## [What is being asked]
Copy out each line below exactly as it appears.

## [Data shown]
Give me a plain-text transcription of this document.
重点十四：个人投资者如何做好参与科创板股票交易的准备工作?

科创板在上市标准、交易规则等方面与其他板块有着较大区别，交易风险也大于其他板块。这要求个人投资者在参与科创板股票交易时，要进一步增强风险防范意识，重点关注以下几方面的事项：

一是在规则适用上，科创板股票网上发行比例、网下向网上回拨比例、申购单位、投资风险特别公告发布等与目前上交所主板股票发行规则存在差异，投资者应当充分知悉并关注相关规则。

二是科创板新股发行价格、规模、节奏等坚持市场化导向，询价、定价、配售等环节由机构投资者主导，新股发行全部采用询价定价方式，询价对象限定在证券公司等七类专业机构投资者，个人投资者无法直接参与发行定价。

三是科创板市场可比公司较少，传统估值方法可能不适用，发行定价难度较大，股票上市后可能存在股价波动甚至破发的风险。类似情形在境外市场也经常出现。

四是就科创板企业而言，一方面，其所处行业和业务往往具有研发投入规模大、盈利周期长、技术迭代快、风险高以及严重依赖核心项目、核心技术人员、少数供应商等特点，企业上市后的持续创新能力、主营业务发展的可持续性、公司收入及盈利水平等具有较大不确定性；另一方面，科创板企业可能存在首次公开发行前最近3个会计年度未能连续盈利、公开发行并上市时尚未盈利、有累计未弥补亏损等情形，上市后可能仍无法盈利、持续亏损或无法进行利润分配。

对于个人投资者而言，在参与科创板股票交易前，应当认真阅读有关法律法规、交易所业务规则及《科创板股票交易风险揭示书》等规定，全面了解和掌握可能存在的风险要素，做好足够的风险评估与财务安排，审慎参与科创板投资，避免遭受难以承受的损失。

## [Finished task]
Give me a plain-text transcription of this document.
重点十四：个人投资者如何做好参与科创板股票交易的准备工作?

科创板在上市标准、交易规则等方面与其他板块有着较大区别，交易风险也大于其他板块。这要求个人投资者在参与科创板股票交易时，要进一步增强风险防范意识，重点关注以下几方面的事项：

一是在规则适用上，科创板股票网上发行比例、网下向网上回拨比例、申购单位、投资风险特别公告发布等与目前上交所主板股票发行规则存在差异，投资者应当充分知悉并关注相关规则。

二是科创板新股发行价格、规模、节奏等坚持市场化导向，询价、定价、配售等环节由机构投资者主导，新股发行全部采用询价定价方式，询价对象限定在证券公司等七类专业机构投资者，个人投资者无法直接参与发行定价。

三是科创板市场可比公司较少，传统估值方法可能不适用，发行定价难度较大，股票上市后可能存在股价波动甚至破发的风险。类似情形在境外市场也经常出现。

四是就科创板企业而言，一方面，其所处行业和业务往往具有研发投入规模大、盈利周期长、技术迭代快、风险高以及严重依赖核心项目、核心技术人员、少数供应商等特点，企业上市后的持续创新能力、主营业务发展的可持续性、公司收入及盈利水平等具有较大不确定性；另一方面，科创板企业可能存在首次公开发行前最近3个会计年度未能连续盈利、公开发行并上市时尚未盈利、有累计未弥补亏损等情形，上市后可能仍无法盈利、持续亏损或无法进行利润分配。

对于个人投资者而言，在参与科创板股票交易前，应当认真阅读有关法律法规、交易所业务规则及《科创板股票交易风险揭示书》等规定，全面了解和掌握可能存在的风险要素，做好足够的风险评估与财务安排，审慎参与科创板投资，避免遭受难以承受的损失。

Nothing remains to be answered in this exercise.